-- begin --

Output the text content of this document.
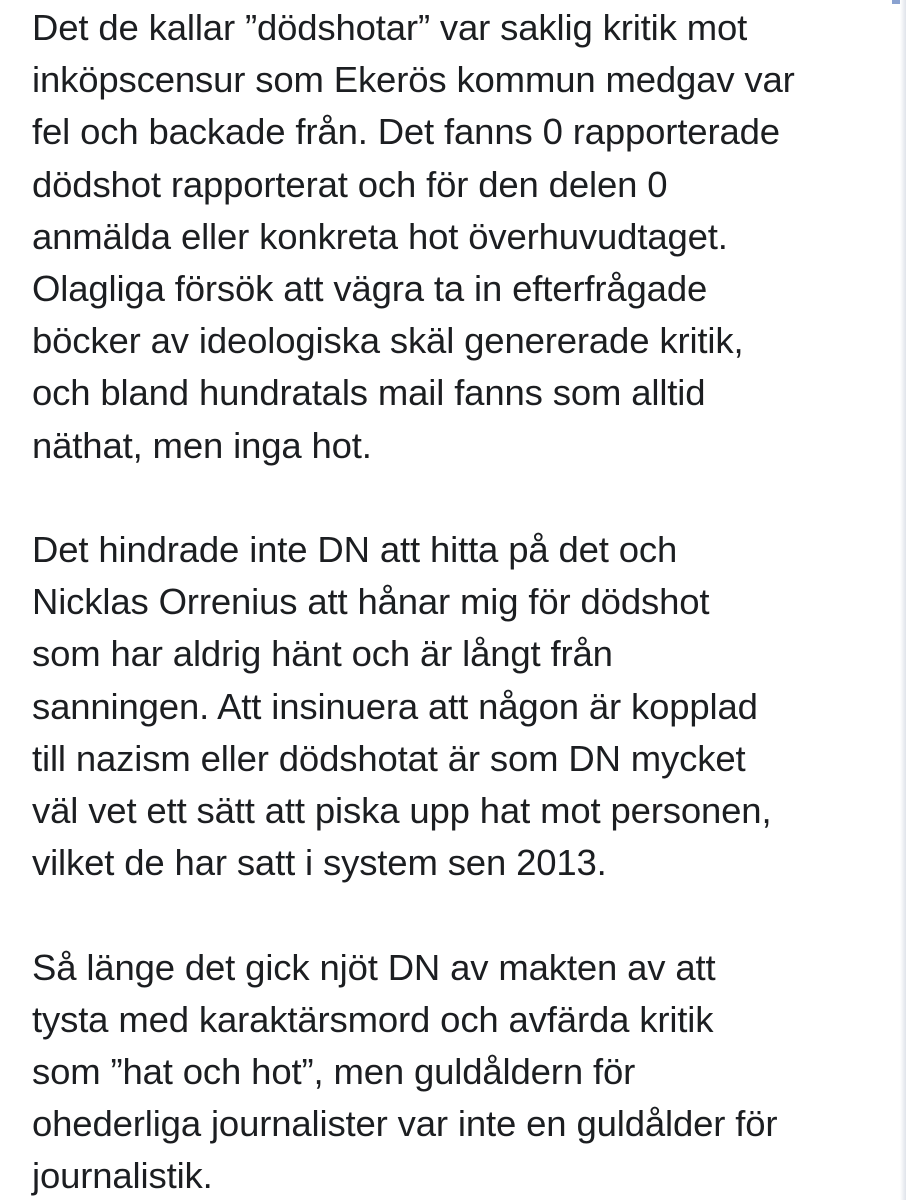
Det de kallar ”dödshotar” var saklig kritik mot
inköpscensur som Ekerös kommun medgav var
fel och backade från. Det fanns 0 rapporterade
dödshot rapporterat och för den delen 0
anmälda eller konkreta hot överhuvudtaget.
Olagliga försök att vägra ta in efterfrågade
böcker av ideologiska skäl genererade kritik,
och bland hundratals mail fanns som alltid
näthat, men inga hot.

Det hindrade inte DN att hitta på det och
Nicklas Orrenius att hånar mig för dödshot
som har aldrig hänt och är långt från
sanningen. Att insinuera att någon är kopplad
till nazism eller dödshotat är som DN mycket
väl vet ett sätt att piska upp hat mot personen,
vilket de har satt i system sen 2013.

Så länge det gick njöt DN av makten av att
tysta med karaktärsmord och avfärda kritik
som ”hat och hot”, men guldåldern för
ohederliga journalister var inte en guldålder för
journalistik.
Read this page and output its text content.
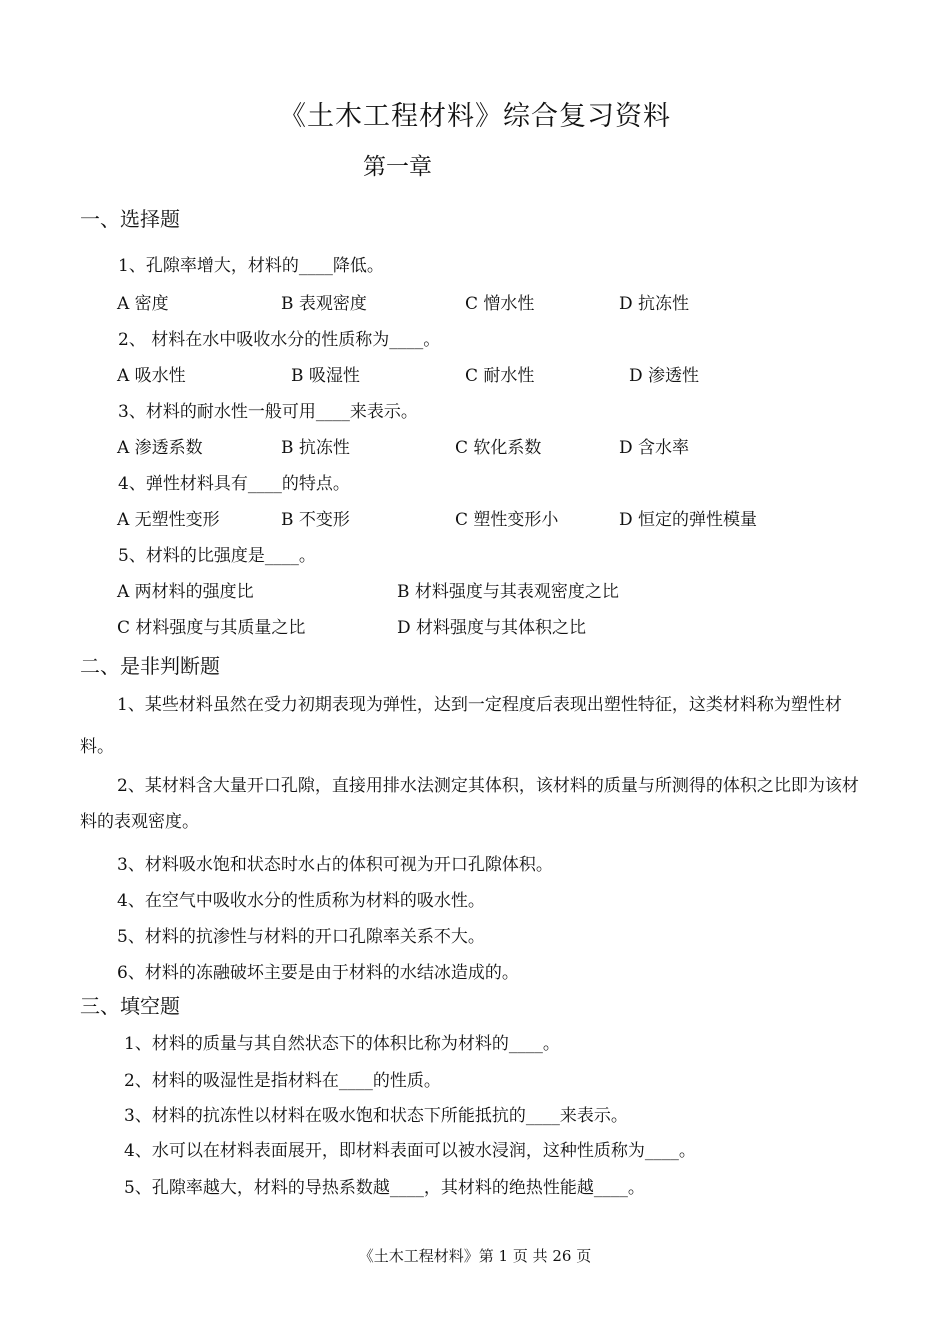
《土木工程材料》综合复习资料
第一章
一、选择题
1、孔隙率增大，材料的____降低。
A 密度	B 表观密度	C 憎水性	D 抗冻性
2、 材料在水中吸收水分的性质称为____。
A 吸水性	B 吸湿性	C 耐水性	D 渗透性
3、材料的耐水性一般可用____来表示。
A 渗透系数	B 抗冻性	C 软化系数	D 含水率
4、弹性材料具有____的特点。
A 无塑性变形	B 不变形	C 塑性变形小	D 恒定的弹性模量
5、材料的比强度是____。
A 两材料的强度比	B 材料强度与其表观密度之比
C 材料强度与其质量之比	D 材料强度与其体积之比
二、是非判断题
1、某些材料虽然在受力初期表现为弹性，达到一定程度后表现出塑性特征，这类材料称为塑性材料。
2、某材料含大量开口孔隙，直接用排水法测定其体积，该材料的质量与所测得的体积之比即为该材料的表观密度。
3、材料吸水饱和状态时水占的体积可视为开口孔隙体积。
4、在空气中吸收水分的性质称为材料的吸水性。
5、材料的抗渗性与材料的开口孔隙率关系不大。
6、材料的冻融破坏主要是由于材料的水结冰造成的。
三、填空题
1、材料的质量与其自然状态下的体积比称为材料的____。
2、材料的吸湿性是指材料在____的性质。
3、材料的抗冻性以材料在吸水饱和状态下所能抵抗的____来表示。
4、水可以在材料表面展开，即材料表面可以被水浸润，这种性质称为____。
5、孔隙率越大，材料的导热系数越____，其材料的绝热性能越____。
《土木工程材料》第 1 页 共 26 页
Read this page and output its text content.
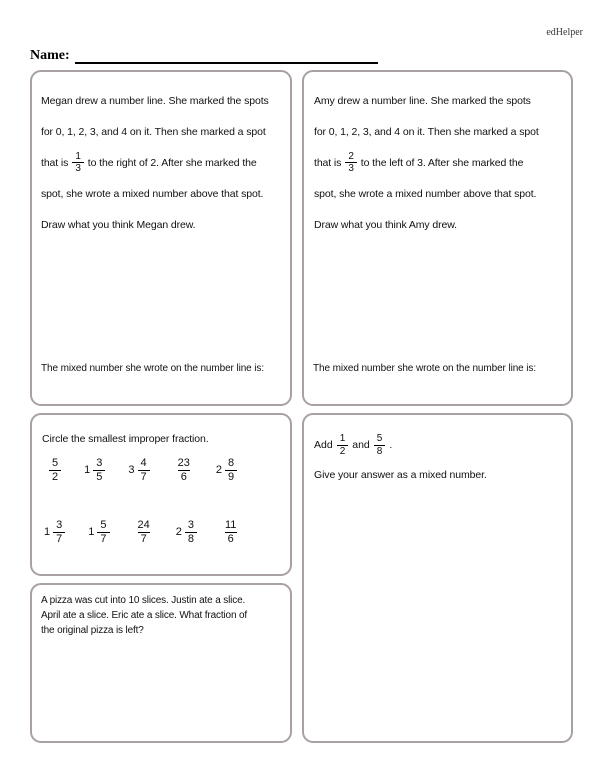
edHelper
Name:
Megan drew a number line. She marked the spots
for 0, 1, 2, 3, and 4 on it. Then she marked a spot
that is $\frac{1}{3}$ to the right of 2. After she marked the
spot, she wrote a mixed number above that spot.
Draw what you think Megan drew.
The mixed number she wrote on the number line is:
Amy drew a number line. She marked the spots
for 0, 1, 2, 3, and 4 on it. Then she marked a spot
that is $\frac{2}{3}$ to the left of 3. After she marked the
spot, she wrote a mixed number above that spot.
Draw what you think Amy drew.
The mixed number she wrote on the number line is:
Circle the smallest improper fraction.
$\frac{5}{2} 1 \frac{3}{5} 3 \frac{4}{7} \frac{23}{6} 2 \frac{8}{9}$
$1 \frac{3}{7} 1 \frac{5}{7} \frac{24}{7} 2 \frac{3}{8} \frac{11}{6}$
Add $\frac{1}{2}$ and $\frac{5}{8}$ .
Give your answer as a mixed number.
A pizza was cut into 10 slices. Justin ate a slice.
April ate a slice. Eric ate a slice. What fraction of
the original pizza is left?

-- end --
-- begin --

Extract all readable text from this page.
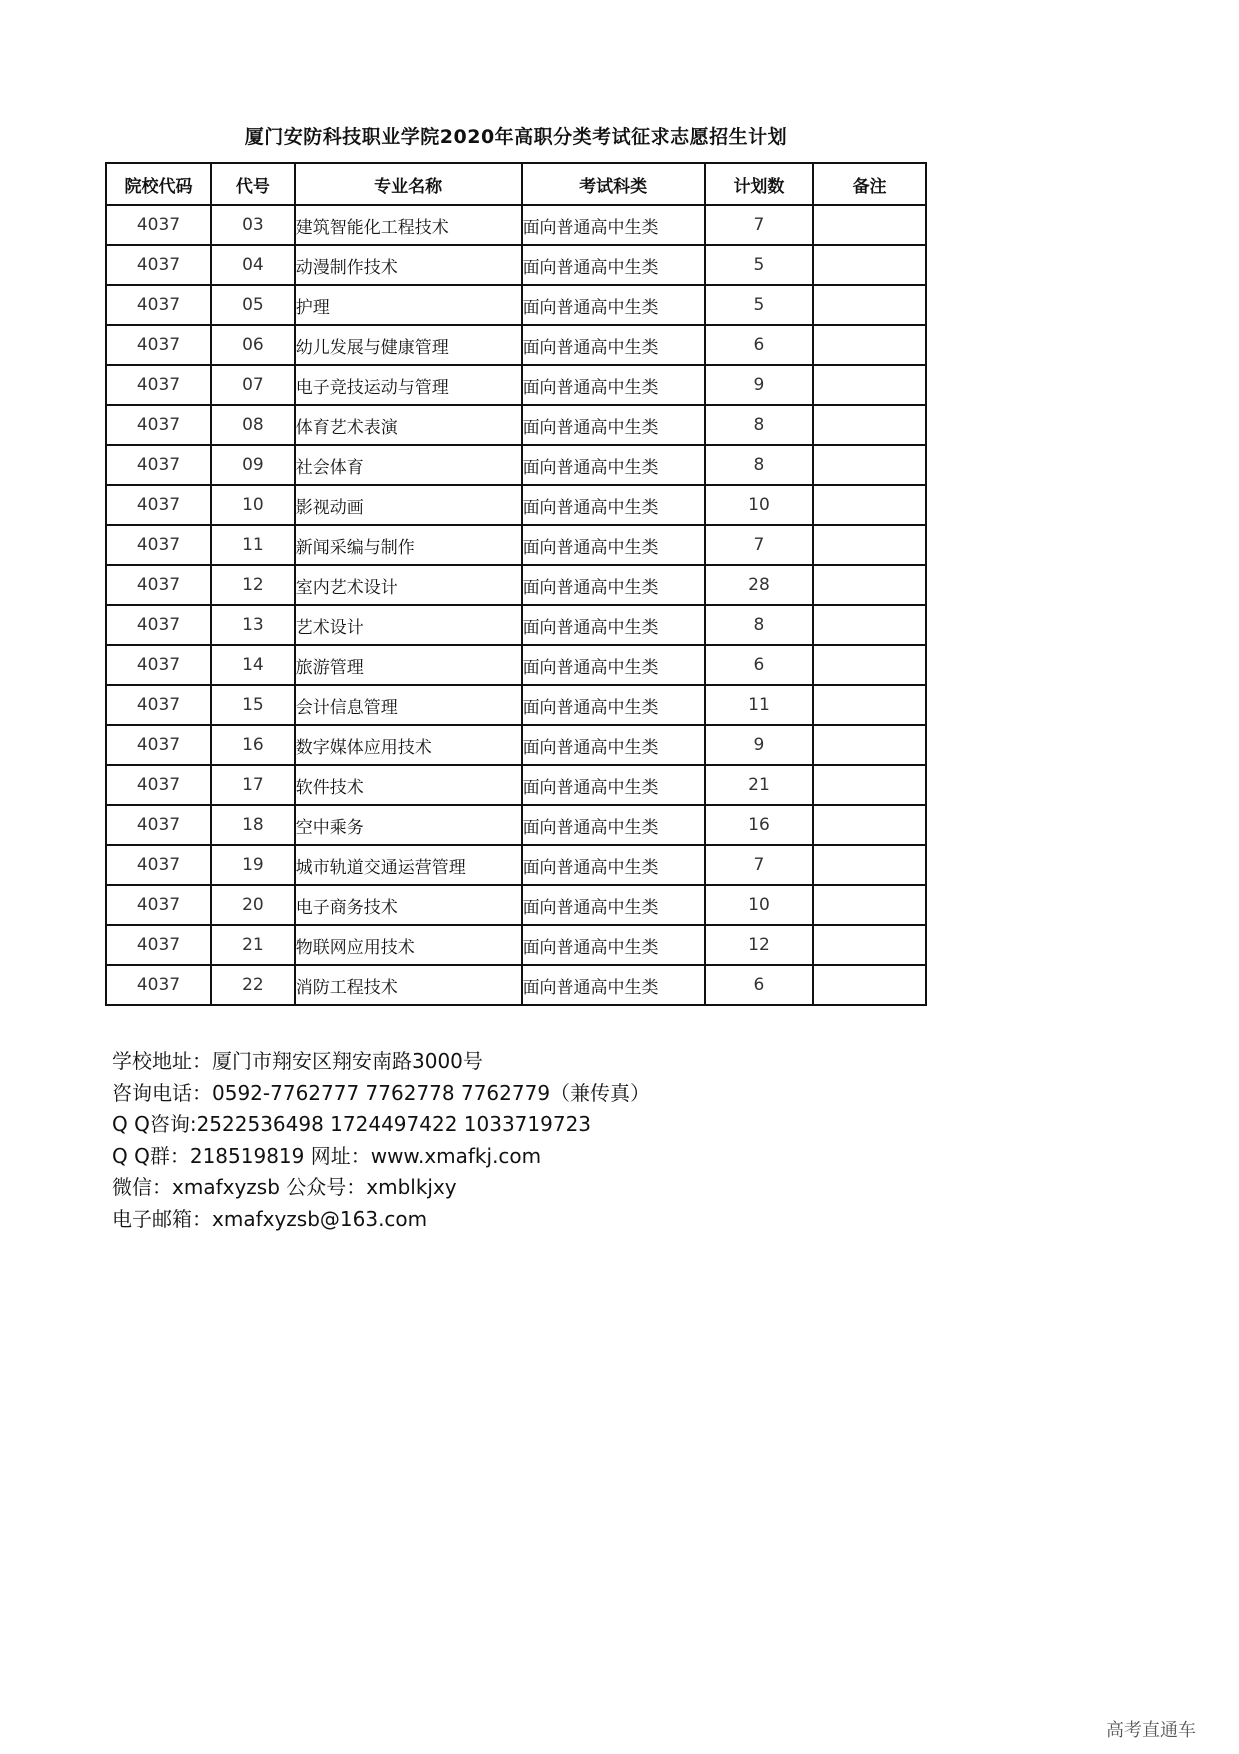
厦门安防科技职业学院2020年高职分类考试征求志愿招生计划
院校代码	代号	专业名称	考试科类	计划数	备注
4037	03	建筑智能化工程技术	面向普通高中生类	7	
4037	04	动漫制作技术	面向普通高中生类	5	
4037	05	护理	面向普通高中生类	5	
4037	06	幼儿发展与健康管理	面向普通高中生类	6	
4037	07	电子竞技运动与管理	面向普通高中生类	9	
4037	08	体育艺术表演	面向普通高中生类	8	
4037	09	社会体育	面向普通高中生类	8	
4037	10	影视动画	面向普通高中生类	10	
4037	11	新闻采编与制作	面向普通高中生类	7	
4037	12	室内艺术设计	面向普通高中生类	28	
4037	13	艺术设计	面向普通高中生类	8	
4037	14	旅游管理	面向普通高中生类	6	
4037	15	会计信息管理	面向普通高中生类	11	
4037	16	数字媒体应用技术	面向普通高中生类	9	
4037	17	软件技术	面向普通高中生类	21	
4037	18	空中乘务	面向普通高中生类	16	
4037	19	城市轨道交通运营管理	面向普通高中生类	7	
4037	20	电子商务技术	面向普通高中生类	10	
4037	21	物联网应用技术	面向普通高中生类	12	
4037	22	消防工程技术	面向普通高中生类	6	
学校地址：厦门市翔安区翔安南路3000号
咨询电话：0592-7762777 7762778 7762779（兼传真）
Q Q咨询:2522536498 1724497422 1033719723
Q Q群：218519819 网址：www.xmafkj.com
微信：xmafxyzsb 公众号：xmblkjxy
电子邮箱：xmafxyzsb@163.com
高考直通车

-- end --
-- begin --

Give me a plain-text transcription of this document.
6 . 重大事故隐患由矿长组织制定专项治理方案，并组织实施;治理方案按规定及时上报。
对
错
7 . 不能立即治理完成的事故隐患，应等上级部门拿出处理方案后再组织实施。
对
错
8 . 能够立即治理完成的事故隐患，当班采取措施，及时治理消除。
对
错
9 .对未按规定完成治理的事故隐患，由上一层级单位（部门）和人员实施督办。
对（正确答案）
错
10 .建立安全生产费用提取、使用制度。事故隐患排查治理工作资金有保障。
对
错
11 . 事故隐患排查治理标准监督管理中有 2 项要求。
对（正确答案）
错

-- end --

§ Given instruction: Each line that contains the string "Megan" counts once; say how many there are and nothing else.

§ Answer to the problem: 2